◆ Listing ◆
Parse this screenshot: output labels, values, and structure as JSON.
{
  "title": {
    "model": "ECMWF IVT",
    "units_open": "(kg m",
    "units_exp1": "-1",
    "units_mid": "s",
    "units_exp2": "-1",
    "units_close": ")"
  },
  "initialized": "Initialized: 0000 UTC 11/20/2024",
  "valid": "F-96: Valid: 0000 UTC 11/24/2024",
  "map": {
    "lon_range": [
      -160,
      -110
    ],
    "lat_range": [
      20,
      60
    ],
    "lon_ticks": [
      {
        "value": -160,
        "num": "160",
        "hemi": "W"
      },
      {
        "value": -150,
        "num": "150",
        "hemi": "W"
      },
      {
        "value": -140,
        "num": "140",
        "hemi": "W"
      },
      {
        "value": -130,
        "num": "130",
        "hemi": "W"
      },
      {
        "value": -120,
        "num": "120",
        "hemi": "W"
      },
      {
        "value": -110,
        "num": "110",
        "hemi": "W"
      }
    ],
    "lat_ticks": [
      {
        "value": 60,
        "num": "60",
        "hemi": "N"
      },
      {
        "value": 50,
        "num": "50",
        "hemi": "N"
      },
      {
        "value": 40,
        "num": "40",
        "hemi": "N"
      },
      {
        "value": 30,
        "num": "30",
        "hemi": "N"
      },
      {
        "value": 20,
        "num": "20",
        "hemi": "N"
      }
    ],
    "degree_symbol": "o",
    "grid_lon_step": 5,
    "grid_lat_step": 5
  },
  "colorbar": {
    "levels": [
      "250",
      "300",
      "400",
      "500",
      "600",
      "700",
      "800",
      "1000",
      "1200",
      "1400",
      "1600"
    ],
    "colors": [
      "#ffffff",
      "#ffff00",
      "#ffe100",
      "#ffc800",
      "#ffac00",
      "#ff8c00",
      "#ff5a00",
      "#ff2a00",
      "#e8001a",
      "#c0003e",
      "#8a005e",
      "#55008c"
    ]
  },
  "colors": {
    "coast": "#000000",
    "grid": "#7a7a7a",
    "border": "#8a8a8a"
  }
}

◆ Given problem ◆
What is needed here is an exact reproduction of all the entries.

◆ Task response ◆
Parse this screenshot: output labels, values, and structure as JSON.
{
  "title": {
    "model": "ECMWF IVT",
    "units_open": "(kg m",
    "units_exp1": "-1",
    "units_mid": "s",
    "units_exp2": "-1",
    "units_close": ")"
  },
  "initialized": "Initialized: 0000 UTC 11/20/2024",
  "valid": "F-96: Valid: 0000 UTC 11/24/2024",
  "map": {
    "lon_range": [
      -160,
      -110
    ],
    "lat_range": [
      20,
      60
    ],
    "lon_ticks": [
      {
        "value": -160,
        "num": "160",
        "hemi": "W"
      },
      {
        "value": -150,
        "num": "150",
        "hemi": "W"
      },
      {
        "value": -140,
        "num": "140",
        "hemi": "W"
      },
      {
        "value": -130,
        "num": "130",
        "hemi": "W"
      },
      {
        "value": -120,
        "num": "120",
        "hemi": "W"
      },
      {
        "value": -110,
        "num": "110",
        "hemi": "W"
      }
    ],
    "lat_ticks": [
      {
        "value": 60,
        "num": "60",
        "hemi": "N"
      },
      {
        "value": 50,
        "num": "50",
        "hemi": "N"
      },
      {
        "value": 40,
        "num": "40",
        "hemi": "N"
      },
      {
        "value": 30,
        "num": "30",
        "hemi": "N"
      },
      {
        "value": 20,
        "num": "20",
        "hemi": "N"
      }
    ],
    "degree_symbol": "o",
    "grid_lon_step": 5,
    "grid_lat_step": 5
  },
  "colorbar": {
    "levels": [
      "250",
      "300",
      "400",
      "500",
      "600",
      "700",
      "800",
      "1000",
      "1200",
      "1400",
      "1600"
    ],
    "colors": [
      "#ffffff",
      "#ffff00",
      "#ffe100",
      "#ffc800",
      "#ffac00",
      "#ff8c00",
      "#ff5a00",
      "#ff2a00",
      "#e8001a",
      "#c0003e",
      "#8a005e",
      "#55008c"
    ]
  },
  "colors": {
    "coast": "#000000",
    "grid": "#7a7a7a",
    "border": "#8a8a8a"
  }
}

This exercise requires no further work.